⟨
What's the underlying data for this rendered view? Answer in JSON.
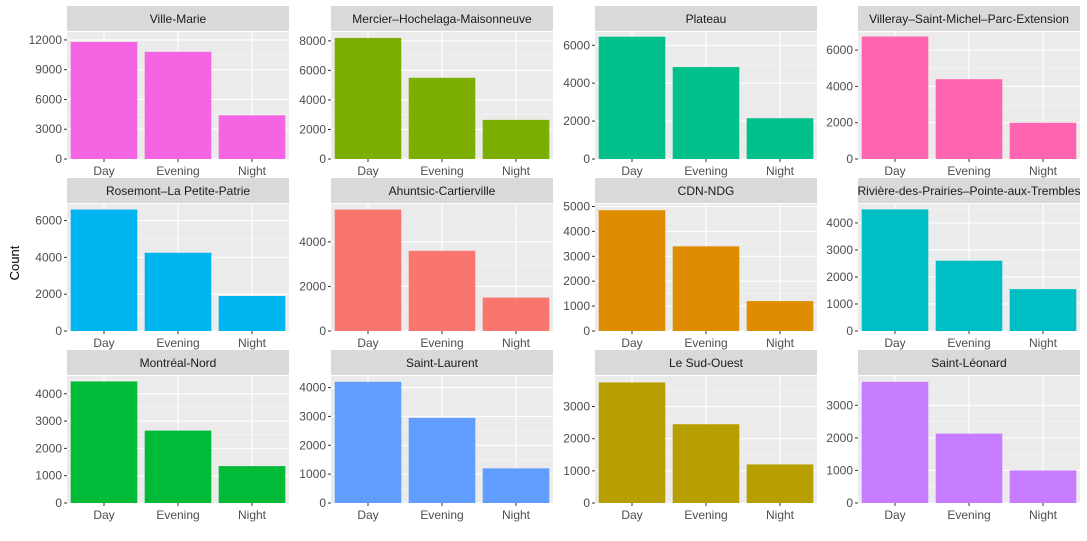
{
  "chart_data": {
    "type": "bar",
    "ylabel": "Count",
    "categories": [
      "Day",
      "Evening",
      "Night"
    ],
    "grid": true,
    "legend": "none",
    "panels": [
      {
        "title": "Ville-Marie",
        "color": "#f564e3",
        "ylim": [
          0,
          12800
        ],
        "yticks": [
          0,
          3000,
          6000,
          9000,
          12000
        ],
        "values": [
          11800,
          10800,
          4400
        ]
      },
      {
        "title": "Mercier–Hochelaga-Maisonneuve",
        "color": "#7cae00",
        "ylim": [
          0,
          8600
        ],
        "yticks": [
          0,
          2000,
          4000,
          6000,
          8000
        ],
        "values": [
          8200,
          5500,
          2650
        ]
      },
      {
        "title": "Plateau",
        "color": "#00c08b",
        "ylim": [
          0,
          6700
        ],
        "yticks": [
          0,
          2000,
          4000,
          6000
        ],
        "values": [
          6450,
          4850,
          2150
        ]
      },
      {
        "title": "Villeray–Saint-Michel–Parc-Extension",
        "color": "#ff64b0",
        "ylim": [
          0,
          7000
        ],
        "yticks": [
          0,
          2000,
          4000,
          6000
        ],
        "values": [
          6750,
          4400,
          2000
        ]
      },
      {
        "title": "Rosemont–La Petite-Patrie",
        "color": "#00b4f0",
        "ylim": [
          0,
          6900
        ],
        "yticks": [
          0,
          2000,
          4000,
          6000
        ],
        "values": [
          6600,
          4250,
          1900
        ]
      },
      {
        "title": "Ahuntsic-Cartierville",
        "color": "#f8766d",
        "ylim": [
          0,
          5700
        ],
        "yticks": [
          0,
          2000,
          4000
        ],
        "values": [
          5450,
          3600,
          1500
        ]
      },
      {
        "title": "CDN-NDG",
        "color": "#de8c00",
        "ylim": [
          0,
          5100
        ],
        "yticks": [
          0,
          1000,
          2000,
          3000,
          4000,
          5000
        ],
        "values": [
          4850,
          3400,
          1200
        ]
      },
      {
        "title": "Rivière-des-Prairies–Pointe-aux-Trembles",
        "color": "#00bfc4",
        "ylim": [
          0,
          4700
        ],
        "yticks": [
          0,
          1000,
          2000,
          3000,
          4000
        ],
        "values": [
          4500,
          2600,
          1550
        ]
      },
      {
        "title": "Montréal-Nord",
        "color": "#00ba38",
        "ylim": [
          0,
          4650
        ],
        "yticks": [
          0,
          1000,
          2000,
          3000,
          4000
        ],
        "values": [
          4450,
          2650,
          1350
        ]
      },
      {
        "title": "Saint-Laurent",
        "color": "#619cff",
        "ylim": [
          0,
          4400
        ],
        "yticks": [
          0,
          1000,
          2000,
          3000,
          4000
        ],
        "values": [
          4200,
          2950,
          1200
        ]
      },
      {
        "title": "Le Sud-Ouest",
        "color": "#b79f00",
        "ylim": [
          0,
          3950
        ],
        "yticks": [
          0,
          1000,
          2000,
          3000
        ],
        "values": [
          3750,
          2450,
          1200
        ]
      },
      {
        "title": "Saint-Léonard",
        "color": "#c77cff",
        "ylim": [
          0,
          3900
        ],
        "yticks": [
          0,
          1000,
          2000,
          3000
        ],
        "values": [
          3720,
          2130,
          1000
        ]
      }
    ]
  }
}
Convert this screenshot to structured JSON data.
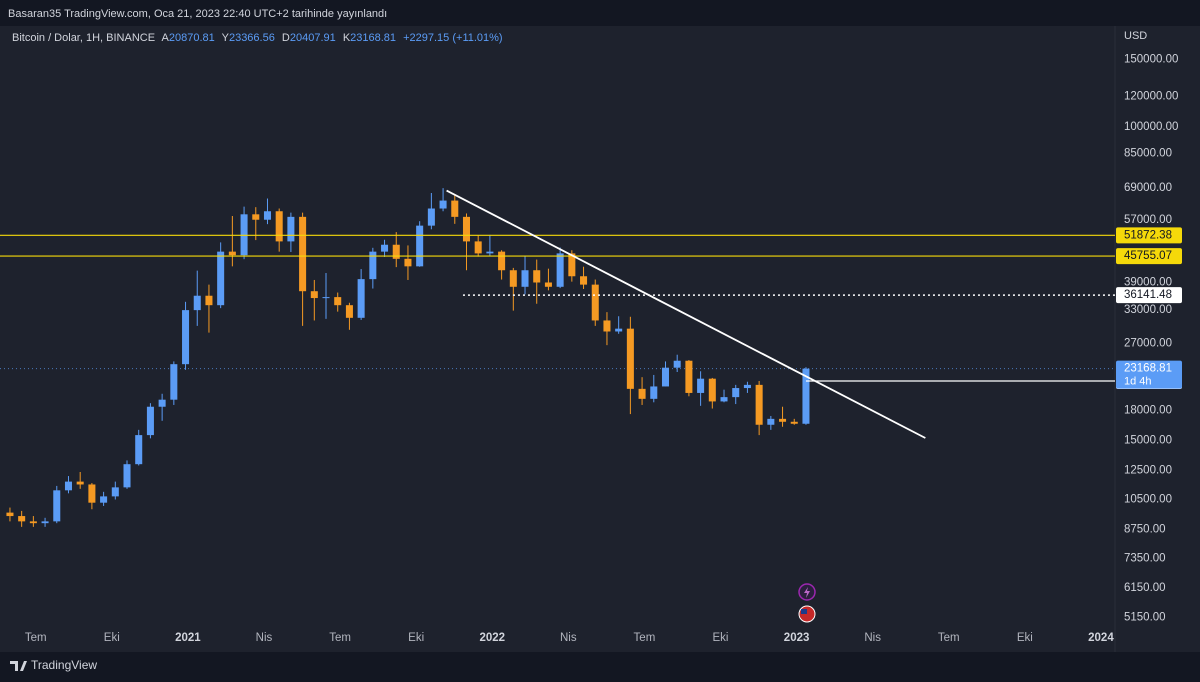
{
  "header": {
    "publisher": "Basaran35 TradingView.com, Oca 21, 2023 22:40 UTC+2 tarihinde yayınlandı",
    "brand": "TradingView"
  },
  "chart_data": {
    "type": "candlestick",
    "legend": {
      "symbol": "Bitcoin / Dolar, 1H, BINANCE",
      "open_key": "A",
      "open": "20870.81",
      "high_key": "Y",
      "high": "23366.56",
      "low_key": "D",
      "low": "20407.91",
      "close_key": "K",
      "close": "23168.81",
      "change": "+2297.15 (+11.01%)"
    },
    "currency": "USD",
    "up_color": "#5b9cf6",
    "down_color": "#f59a23",
    "log_scale": true,
    "grid": false,
    "open": [
      9700,
      9500,
      9200,
      9100,
      9200,
      11100,
      11700,
      11500,
      10300,
      10700,
      11300,
      13000,
      15500,
      18400,
      19200,
      23800,
      33000,
      36000,
      34000,
      47000,
      46000,
      58900,
      57000,
      60000,
      50000,
      58000,
      37000,
      35500,
      35700,
      34000,
      31500,
      39800,
      47000,
      49000,
      45000,
      43000,
      55000,
      61000,
      64000,
      58000,
      50000,
      46500,
      47000,
      42000,
      38000,
      42000,
      39000,
      38000,
      46500,
      40500,
      38500,
      31000,
      29000,
      29500,
      20500,
      19300,
      20800,
      23300,
      24300,
      20000,
      21800,
      19000,
      19500,
      20600,
      21000,
      16500,
      17100,
      16800,
      16600
    ],
    "high": [
      10000,
      9800,
      9500,
      9400,
      11400,
      12100,
      12400,
      11600,
      11000,
      11700,
      13300,
      16000,
      18800,
      19900,
      24200,
      34700,
      41900,
      38500,
      49700,
      58300,
      61700,
      61500,
      64800,
      61000,
      59500,
      59500,
      39600,
      41300,
      36700,
      34500,
      42300,
      48100,
      50500,
      52900,
      48800,
      56500,
      67000,
      69000,
      66300,
      59200,
      51900,
      52000,
      47400,
      42600,
      45800,
      44800,
      42400,
      48200,
      47400,
      42900,
      39700,
      32600,
      31800,
      31700,
      22000,
      22300,
      24200,
      25200,
      24400,
      22800,
      21900,
      20400,
      21000,
      21400,
      21500,
      17400,
      18400,
      17100,
      23366
    ],
    "low": [
      9200,
      8900,
      8900,
      8900,
      9100,
      10900,
      11200,
      9900,
      10100,
      10500,
      11200,
      12900,
      15200,
      16900,
      18600,
      23000,
      30000,
      28800,
      33400,
      43000,
      44900,
      50400,
      55500,
      47000,
      46900,
      30000,
      31000,
      31300,
      32700,
      29300,
      31100,
      37600,
      45500,
      42800,
      39600,
      42900,
      53800,
      60000,
      55600,
      42000,
      45600,
      45700,
      39700,
      32900,
      36300,
      34300,
      37200,
      37700,
      39200,
      37500,
      30000,
      26700,
      28600,
      17600,
      18600,
      18900,
      20800,
      22700,
      19600,
      18500,
      18200,
      18900,
      18700,
      20000,
      15500,
      16000,
      16300,
      16500,
      16500
    ],
    "close": [
      9500,
      9200,
      9100,
      9200,
      11100,
      11700,
      11500,
      10300,
      10700,
      11300,
      13000,
      15500,
      18400,
      19200,
      23800,
      33000,
      36000,
      34000,
      47000,
      46000,
      58900,
      57000,
      60000,
      50000,
      58000,
      37000,
      35500,
      35700,
      34000,
      31500,
      39800,
      47000,
      49000,
      45000,
      43000,
      55000,
      61000,
      64000,
      58000,
      50000,
      46500,
      47000,
      42000,
      38000,
      42000,
      39000,
      38000,
      46500,
      40500,
      38500,
      31000,
      29000,
      29500,
      20500,
      19300,
      20800,
      23300,
      24300,
      20000,
      21800,
      19000,
      19500,
      20600,
      21000,
      16500,
      17100,
      16800,
      16600,
      23169
    ],
    "xlim": [
      -0.85,
      94.4
    ],
    "xticks": [
      {
        "value": 2.2,
        "label": "Tem"
      },
      {
        "value": 8.7,
        "label": "Eki"
      },
      {
        "value": 15.2,
        "label": "2021"
      },
      {
        "value": 21.7,
        "label": "Nis"
      },
      {
        "value": 28.2,
        "label": "Tem"
      },
      {
        "value": 34.7,
        "label": "Eki"
      },
      {
        "value": 41.2,
        "label": "2022"
      },
      {
        "value": 47.7,
        "label": "Nis"
      },
      {
        "value": 54.2,
        "label": "Tem"
      },
      {
        "value": 60.7,
        "label": "Eki"
      },
      {
        "value": 67.2,
        "label": "2023"
      },
      {
        "value": 73.7,
        "label": "Nis"
      },
      {
        "value": 80.2,
        "label": "Tem"
      },
      {
        "value": 86.7,
        "label": "Eki"
      },
      {
        "value": 93.2,
        "label": "2024"
      }
    ],
    "ylim": [
      4770,
      181700
    ],
    "yticks": [
      {
        "value": 150000,
        "label": "150000.00"
      },
      {
        "value": 120000,
        "label": "120000.00"
      },
      {
        "value": 100000,
        "label": "100000.00"
      },
      {
        "value": 85000,
        "label": "85000.00"
      },
      {
        "value": 69000,
        "label": "69000.00"
      },
      {
        "value": 57000,
        "label": "57000.00"
      },
      {
        "value": 39000,
        "label": "39000.00"
      },
      {
        "value": 33000,
        "label": "33000.00"
      },
      {
        "value": 27000,
        "label": "27000.00"
      },
      {
        "value": 18000,
        "label": "18000.00"
      },
      {
        "value": 15000,
        "label": "15000.00"
      },
      {
        "value": 12500,
        "label": "12500.00"
      },
      {
        "value": 10500,
        "label": "10500.00"
      },
      {
        "value": 8750,
        "label": "8750.00"
      },
      {
        "value": 7350,
        "label": "7350.00"
      },
      {
        "value": 6150,
        "label": "6150.00"
      },
      {
        "value": 5150,
        "label": "5150.00"
      }
    ],
    "price_lines": [
      {
        "value": 51872.38,
        "color": "#f5d90a",
        "style": "solid",
        "from": -0.85
      },
      {
        "value": 45755.07,
        "color": "#f5d90a",
        "style": "solid",
        "from": -0.85
      },
      {
        "value": 36141.48,
        "color": "#ffffff",
        "style": "dotted",
        "from": 38.7
      },
      {
        "value": 21500.16,
        "color": "#ffffff",
        "style": "solid",
        "from": 68
      }
    ],
    "last_price": {
      "value": 23168.81,
      "countdown": "1d 4h",
      "color": "#5b9cf6"
    },
    "trendline": {
      "x": [
        37.3,
        78.2
      ],
      "y": [
        68000,
        15230
      ],
      "color": "#ffffff"
    }
  }
}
⟩
-- Goal --
Go through the entries above and pull out each line with "this" in it.

-- Exercise response --
What's the underlying data for this rendered view? Answer in JSON.
Convert this screenshot to structured JSON data.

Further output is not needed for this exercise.